### Instructions to follow
All entries below are to be set down again, identical to the source.

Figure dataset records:

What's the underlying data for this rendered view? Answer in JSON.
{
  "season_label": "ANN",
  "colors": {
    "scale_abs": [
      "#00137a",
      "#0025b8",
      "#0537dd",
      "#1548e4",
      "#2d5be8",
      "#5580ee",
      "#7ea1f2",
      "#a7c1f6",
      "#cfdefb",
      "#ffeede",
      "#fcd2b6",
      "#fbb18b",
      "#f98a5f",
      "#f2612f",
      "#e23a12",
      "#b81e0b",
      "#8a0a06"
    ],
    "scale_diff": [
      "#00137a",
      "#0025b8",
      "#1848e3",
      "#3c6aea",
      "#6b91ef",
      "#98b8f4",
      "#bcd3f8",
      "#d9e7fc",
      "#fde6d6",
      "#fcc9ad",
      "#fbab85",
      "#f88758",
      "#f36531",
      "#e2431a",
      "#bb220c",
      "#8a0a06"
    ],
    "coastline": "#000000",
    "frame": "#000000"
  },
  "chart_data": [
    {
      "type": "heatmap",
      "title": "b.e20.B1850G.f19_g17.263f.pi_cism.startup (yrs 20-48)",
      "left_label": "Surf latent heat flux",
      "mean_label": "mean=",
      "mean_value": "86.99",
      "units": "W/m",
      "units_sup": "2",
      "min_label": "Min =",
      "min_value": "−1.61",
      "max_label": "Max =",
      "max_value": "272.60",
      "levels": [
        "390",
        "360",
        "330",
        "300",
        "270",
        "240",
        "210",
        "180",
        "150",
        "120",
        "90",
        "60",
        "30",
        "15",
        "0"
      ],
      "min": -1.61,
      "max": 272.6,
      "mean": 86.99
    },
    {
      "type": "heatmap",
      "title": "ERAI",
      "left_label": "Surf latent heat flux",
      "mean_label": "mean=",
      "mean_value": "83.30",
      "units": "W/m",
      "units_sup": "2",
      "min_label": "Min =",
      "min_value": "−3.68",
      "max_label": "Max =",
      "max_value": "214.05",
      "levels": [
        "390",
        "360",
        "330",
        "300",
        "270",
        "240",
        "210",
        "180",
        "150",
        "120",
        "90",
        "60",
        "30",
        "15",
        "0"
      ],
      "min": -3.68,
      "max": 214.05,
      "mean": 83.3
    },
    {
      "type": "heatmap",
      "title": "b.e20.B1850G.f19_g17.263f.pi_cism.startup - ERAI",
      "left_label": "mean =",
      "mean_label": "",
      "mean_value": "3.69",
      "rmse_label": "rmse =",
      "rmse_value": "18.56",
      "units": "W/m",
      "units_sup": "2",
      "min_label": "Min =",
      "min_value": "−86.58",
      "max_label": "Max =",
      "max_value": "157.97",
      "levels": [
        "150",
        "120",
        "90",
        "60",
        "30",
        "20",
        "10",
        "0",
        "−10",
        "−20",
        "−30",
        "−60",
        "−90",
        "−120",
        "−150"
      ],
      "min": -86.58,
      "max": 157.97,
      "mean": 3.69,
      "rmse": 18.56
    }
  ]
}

### Exercise result
What's the underlying data for this rendered view? Answer in JSON.
{
  "season_label": "ANN",
  "colors": {
    "scale_abs": [
      "#00137a",
      "#0025b8",
      "#0537dd",
      "#1548e4",
      "#2d5be8",
      "#5580ee",
      "#7ea1f2",
      "#a7c1f6",
      "#cfdefb",
      "#ffeede",
      "#fcd2b6",
      "#fbb18b",
      "#f98a5f",
      "#f2612f",
      "#e23a12",
      "#b81e0b",
      "#8a0a06"
    ],
    "scale_diff": [
      "#00137a",
      "#0025b8",
      "#1848e3",
      "#3c6aea",
      "#6b91ef",
      "#98b8f4",
      "#bcd3f8",
      "#d9e7fc",
      "#fde6d6",
      "#fcc9ad",
      "#fbab85",
      "#f88758",
      "#f36531",
      "#e2431a",
      "#bb220c",
      "#8a0a06"
    ],
    "coastline": "#000000",
    "frame": "#000000"
  },
  "chart_data": [
    {
      "type": "heatmap",
      "title": "b.e20.B1850G.f19_g17.263f.pi_cism.startup (yrs 20-48)",
      "left_label": "Surf latent heat flux",
      "mean_label": "mean=",
      "mean_value": "86.99",
      "units": "W/m",
      "units_sup": "2",
      "min_label": "Min =",
      "min_value": "−1.61",
      "max_label": "Max =",
      "max_value": "272.60",
      "levels": [
        "390",
        "360",
        "330",
        "300",
        "270",
        "240",
        "210",
        "180",
        "150",
        "120",
        "90",
        "60",
        "30",
        "15",
        "0"
      ],
      "min": -1.61,
      "max": 272.6,
      "mean": 86.99
    },
    {
      "type": "heatmap",
      "title": "ERAI",
      "left_label": "Surf latent heat flux",
      "mean_label": "mean=",
      "mean_value": "83.30",
      "units": "W/m",
      "units_sup": "2",
      "min_label": "Min =",
      "min_value": "−3.68",
      "max_label": "Max =",
      "max_value": "214.05",
      "levels": [
        "390",
        "360",
        "330",
        "300",
        "270",
        "240",
        "210",
        "180",
        "150",
        "120",
        "90",
        "60",
        "30",
        "15",
        "0"
      ],
      "min": -3.68,
      "max": 214.05,
      "mean": 83.3
    },
    {
      "type": "heatmap",
      "title": "b.e20.B1850G.f19_g17.263f.pi_cism.startup - ERAI",
      "left_label": "mean =",
      "mean_label": "",
      "mean_value": "3.69",
      "rmse_label": "rmse =",
      "rmse_value": "18.56",
      "units": "W/m",
      "units_sup": "2",
      "min_label": "Min =",
      "min_value": "−86.58",
      "max_label": "Max =",
      "max_value": "157.97",
      "levels": [
        "150",
        "120",
        "90",
        "60",
        "30",
        "20",
        "10",
        "0",
        "−10",
        "−20",
        "−30",
        "−60",
        "−90",
        "−120",
        "−150"
      ],
      "min": -86.58,
      "max": 157.97,
      "mean": 3.69,
      "rmse": 18.56
    }
  ]
}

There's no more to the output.